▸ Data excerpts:
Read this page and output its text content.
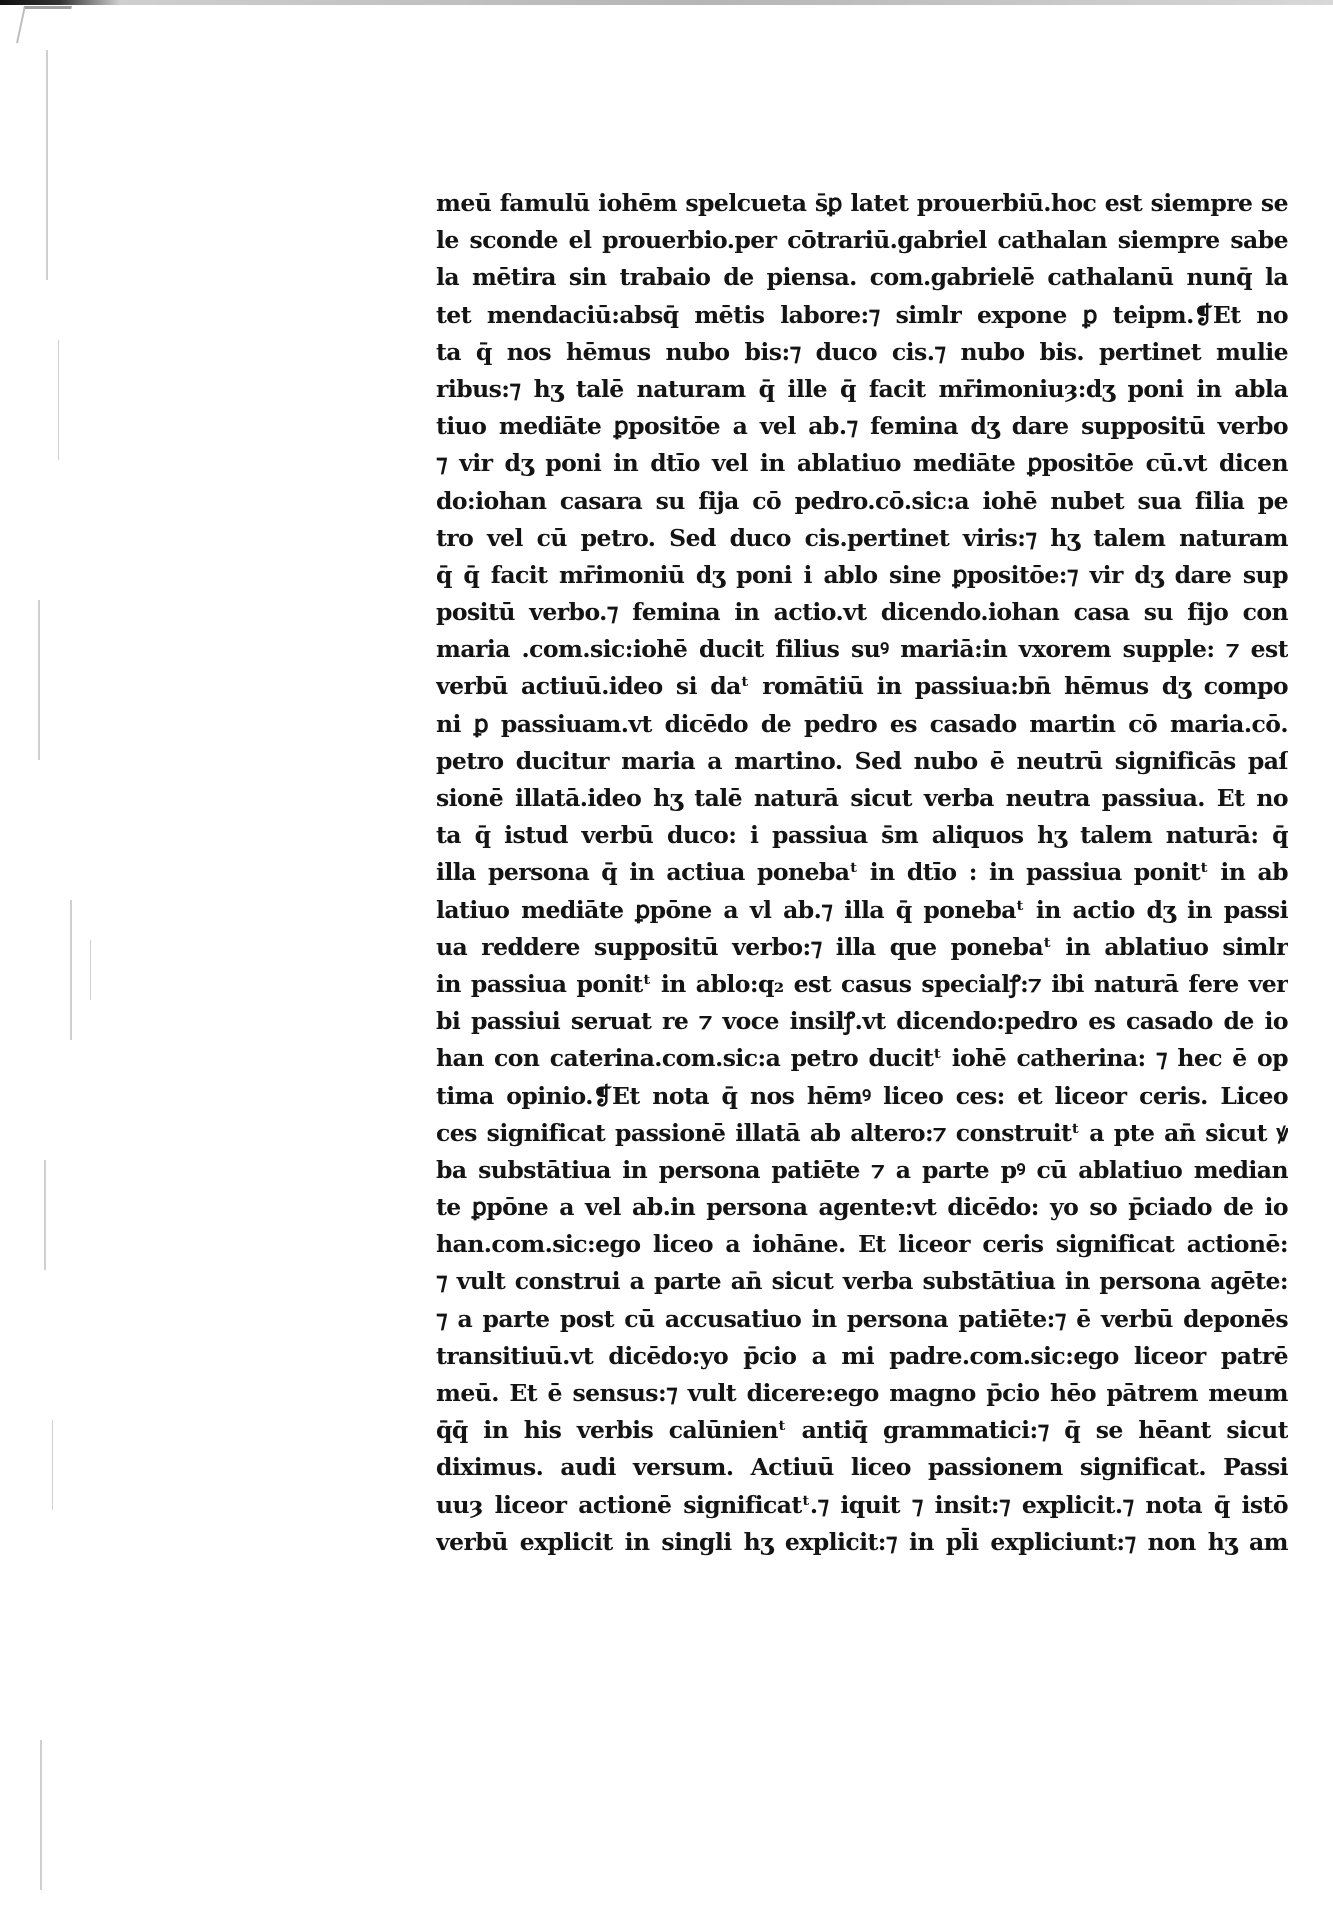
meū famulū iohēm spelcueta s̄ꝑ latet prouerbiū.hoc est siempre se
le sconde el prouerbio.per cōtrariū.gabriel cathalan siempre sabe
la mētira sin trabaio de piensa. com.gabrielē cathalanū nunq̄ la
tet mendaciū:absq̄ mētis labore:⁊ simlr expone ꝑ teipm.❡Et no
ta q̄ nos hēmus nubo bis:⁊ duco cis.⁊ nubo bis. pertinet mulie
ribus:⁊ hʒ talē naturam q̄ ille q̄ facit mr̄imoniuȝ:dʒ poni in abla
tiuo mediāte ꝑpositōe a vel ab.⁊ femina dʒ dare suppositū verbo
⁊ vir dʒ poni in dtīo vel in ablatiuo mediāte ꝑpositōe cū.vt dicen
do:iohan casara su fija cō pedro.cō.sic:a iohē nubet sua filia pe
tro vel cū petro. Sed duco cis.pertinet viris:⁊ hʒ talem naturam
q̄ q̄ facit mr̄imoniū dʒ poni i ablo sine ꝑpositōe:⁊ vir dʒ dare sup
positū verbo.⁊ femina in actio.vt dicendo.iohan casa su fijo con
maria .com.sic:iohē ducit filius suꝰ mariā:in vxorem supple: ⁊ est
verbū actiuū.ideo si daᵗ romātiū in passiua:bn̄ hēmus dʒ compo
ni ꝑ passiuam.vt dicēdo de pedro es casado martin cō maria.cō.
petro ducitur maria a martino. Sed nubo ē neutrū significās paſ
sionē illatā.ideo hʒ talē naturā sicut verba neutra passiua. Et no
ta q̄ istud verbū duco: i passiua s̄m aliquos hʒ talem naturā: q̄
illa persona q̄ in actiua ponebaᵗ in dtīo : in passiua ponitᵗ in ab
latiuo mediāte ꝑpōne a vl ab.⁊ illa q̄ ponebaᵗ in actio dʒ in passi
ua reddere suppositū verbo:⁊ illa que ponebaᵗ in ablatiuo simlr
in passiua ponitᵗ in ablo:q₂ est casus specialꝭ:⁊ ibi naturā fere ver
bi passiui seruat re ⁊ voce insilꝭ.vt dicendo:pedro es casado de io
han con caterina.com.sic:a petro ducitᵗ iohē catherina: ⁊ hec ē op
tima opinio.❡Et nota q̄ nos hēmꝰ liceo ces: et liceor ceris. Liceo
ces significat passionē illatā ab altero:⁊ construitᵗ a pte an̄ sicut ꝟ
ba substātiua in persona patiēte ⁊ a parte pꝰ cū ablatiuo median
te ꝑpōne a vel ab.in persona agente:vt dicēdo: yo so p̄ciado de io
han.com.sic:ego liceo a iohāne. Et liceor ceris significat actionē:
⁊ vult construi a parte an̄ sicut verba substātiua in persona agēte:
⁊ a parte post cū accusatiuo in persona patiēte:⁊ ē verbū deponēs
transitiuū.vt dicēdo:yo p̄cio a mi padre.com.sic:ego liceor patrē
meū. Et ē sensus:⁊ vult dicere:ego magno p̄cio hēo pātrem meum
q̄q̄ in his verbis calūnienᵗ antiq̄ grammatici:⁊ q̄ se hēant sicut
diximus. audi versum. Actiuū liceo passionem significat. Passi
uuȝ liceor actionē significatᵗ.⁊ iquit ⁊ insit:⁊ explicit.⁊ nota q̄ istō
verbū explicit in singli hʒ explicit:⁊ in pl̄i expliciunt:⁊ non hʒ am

▸ WHAT IS REQUIRED: Transcribe the full listing above exactly as it stands, minus the pictures.

▸ ANSWER FOR THE TASK:
Read this page and output its text content.
meū famulū iohēm spelcueta s̄ꝑ latet prouerbiū.hoc est siempre se
le sconde el prouerbio.per cōtrariū.gabriel cathalan siempre sabe
la mētira sin trabaio de piensa. com.gabrielē cathalanū nunq̄ la
tet mendaciū:absq̄ mētis labore:⁊ simlr expone ꝑ teipm.❡Et no
ta q̄ nos hēmus nubo bis:⁊ duco cis.⁊ nubo bis. pertinet mulie
ribus:⁊ hʒ talē naturam q̄ ille q̄ facit mr̄imoniuȝ:dʒ poni in abla
tiuo mediāte ꝑpositōe a vel ab.⁊ femina dʒ dare suppositū verbo
⁊ vir dʒ poni in dtīo vel in ablatiuo mediāte ꝑpositōe cū.vt dicen
do:iohan casara su fija cō pedro.cō.sic:a iohē nubet sua filia pe
tro vel cū petro. Sed duco cis.pertinet viris:⁊ hʒ talem naturam
q̄ q̄ facit mr̄imoniū dʒ poni i ablo sine ꝑpositōe:⁊ vir dʒ dare sup
positū verbo.⁊ femina in actio.vt dicendo.iohan casa su fijo con
maria .com.sic:iohē ducit filius suꝰ mariā:in vxorem supple: ⁊ est
verbū actiuū.ideo si daᵗ romātiū in passiua:bn̄ hēmus dʒ compo
ni ꝑ passiuam.vt dicēdo de pedro es casado martin cō maria.cō.
petro ducitur maria a martino. Sed nubo ē neutrū significās paſ
sionē illatā.ideo hʒ talē naturā sicut verba neutra passiua. Et no
ta q̄ istud verbū duco: i passiua s̄m aliquos hʒ talem naturā: q̄
illa persona q̄ in actiua ponebaᵗ in dtīo : in passiua ponitᵗ in ab
latiuo mediāte ꝑpōne a vl ab.⁊ illa q̄ ponebaᵗ in actio dʒ in passi
ua reddere suppositū verbo:⁊ illa que ponebaᵗ in ablatiuo simlr
in passiua ponitᵗ in ablo:q₂ est casus specialꝭ:⁊ ibi naturā fere ver
bi passiui seruat re ⁊ voce insilꝭ.vt dicendo:pedro es casado de io
han con caterina.com.sic:a petro ducitᵗ iohē catherina: ⁊ hec ē op
tima opinio.❡Et nota q̄ nos hēmꝰ liceo ces: et liceor ceris. Liceo
ces significat passionē illatā ab altero:⁊ construitᵗ a pte an̄ sicut ꝟ
ba substātiua in persona patiēte ⁊ a parte pꝰ cū ablatiuo median
te ꝑpōne a vel ab.in persona agente:vt dicēdo: yo so p̄ciado de io
han.com.sic:ego liceo a iohāne. Et liceor ceris significat actionē:
⁊ vult construi a parte an̄ sicut verba substātiua in persona agēte:
⁊ a parte post cū accusatiuo in persona patiēte:⁊ ē verbū deponēs
transitiuū.vt dicēdo:yo p̄cio a mi padre.com.sic:ego liceor patrē
meū. Et ē sensus:⁊ vult dicere:ego magno p̄cio hēo pātrem meum
q̄q̄ in his verbis calūnienᵗ antiq̄ grammatici:⁊ q̄ se hēant sicut
diximus. audi versum. Actiuū liceo passionem significat. Passi
uuȝ liceor actionē significatᵗ.⁊ iquit ⁊ insit:⁊ explicit.⁊ nota q̄ istō
verbū explicit in singli hʒ explicit:⁊ in pl̄i expliciunt:⁊ non hʒ am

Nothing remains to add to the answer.